Pull every line containing "chuyện" from the entries.

***** INPUT *****

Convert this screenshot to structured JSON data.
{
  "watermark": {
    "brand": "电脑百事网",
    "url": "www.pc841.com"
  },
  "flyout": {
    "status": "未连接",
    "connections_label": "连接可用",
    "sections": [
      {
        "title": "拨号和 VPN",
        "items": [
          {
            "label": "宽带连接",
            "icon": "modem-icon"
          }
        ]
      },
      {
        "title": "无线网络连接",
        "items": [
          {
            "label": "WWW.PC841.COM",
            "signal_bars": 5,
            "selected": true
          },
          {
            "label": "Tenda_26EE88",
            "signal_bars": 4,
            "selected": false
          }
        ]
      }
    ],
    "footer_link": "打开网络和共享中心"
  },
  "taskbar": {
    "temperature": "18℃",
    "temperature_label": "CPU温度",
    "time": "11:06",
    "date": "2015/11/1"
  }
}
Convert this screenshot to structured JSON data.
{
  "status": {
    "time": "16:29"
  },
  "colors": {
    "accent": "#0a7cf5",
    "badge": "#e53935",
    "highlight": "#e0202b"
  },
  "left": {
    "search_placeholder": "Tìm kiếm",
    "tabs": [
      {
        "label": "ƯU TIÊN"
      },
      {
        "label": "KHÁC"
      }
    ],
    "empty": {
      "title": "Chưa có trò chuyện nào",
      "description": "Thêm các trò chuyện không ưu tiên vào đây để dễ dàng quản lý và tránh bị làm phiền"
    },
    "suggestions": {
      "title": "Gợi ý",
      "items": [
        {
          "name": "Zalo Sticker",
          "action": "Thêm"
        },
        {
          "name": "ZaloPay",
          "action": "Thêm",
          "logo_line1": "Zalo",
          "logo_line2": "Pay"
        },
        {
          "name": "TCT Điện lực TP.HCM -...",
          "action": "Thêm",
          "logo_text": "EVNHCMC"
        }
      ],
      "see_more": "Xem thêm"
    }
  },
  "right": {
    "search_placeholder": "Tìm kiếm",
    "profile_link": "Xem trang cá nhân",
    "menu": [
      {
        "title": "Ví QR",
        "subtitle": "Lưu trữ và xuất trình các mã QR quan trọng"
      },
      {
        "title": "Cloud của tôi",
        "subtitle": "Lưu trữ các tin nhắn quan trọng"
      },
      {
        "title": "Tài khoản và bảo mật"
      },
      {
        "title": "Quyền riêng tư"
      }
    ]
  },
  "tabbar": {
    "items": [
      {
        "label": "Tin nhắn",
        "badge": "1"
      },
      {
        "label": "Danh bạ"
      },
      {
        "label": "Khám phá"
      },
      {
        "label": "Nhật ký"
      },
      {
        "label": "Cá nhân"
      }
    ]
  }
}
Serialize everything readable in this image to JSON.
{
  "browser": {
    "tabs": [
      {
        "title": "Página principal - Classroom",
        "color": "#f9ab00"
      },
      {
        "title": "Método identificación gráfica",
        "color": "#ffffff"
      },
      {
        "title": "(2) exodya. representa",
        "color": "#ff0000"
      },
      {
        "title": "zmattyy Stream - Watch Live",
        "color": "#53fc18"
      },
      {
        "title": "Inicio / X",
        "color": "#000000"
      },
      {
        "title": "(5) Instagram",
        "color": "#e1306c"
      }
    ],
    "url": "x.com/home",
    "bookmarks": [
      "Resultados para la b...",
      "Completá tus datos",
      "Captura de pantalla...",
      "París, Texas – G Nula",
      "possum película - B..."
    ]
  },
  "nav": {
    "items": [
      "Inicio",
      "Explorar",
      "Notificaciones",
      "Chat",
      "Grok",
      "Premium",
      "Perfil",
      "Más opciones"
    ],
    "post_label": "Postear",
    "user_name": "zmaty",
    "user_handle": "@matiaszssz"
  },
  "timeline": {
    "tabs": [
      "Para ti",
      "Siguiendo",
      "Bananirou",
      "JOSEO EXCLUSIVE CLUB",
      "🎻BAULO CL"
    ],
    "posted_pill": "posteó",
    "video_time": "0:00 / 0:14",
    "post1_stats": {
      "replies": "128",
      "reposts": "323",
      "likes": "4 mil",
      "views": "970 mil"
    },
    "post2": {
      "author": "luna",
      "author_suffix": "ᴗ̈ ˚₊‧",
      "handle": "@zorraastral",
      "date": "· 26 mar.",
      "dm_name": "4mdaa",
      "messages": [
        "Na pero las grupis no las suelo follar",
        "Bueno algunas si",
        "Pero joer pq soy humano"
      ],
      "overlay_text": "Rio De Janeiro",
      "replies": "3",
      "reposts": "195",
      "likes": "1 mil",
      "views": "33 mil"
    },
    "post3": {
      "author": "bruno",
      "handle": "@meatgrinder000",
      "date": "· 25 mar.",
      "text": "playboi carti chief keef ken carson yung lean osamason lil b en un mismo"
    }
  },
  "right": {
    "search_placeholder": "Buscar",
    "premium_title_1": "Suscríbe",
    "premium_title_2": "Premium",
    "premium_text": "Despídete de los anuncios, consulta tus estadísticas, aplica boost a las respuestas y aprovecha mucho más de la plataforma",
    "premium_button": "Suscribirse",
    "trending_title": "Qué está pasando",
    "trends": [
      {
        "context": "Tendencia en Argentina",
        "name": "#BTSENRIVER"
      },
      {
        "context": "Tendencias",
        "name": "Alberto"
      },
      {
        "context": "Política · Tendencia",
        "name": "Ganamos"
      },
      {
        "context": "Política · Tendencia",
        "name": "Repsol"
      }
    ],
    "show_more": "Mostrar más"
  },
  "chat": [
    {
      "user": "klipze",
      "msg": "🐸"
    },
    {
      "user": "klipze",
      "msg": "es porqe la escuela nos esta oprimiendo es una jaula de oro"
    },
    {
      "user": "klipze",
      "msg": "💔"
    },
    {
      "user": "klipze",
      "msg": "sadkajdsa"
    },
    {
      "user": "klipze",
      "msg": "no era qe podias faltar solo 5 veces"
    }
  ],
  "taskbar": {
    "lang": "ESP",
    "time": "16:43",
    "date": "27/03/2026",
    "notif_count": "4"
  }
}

*****

* **THE OUTPUT**
      "title": "Chưa có trò chuyện nào",
      "description": "Thêm các trò chuyện không ưu tiên vào đây để dễ dàng quản lý và tránh bị làm phiền"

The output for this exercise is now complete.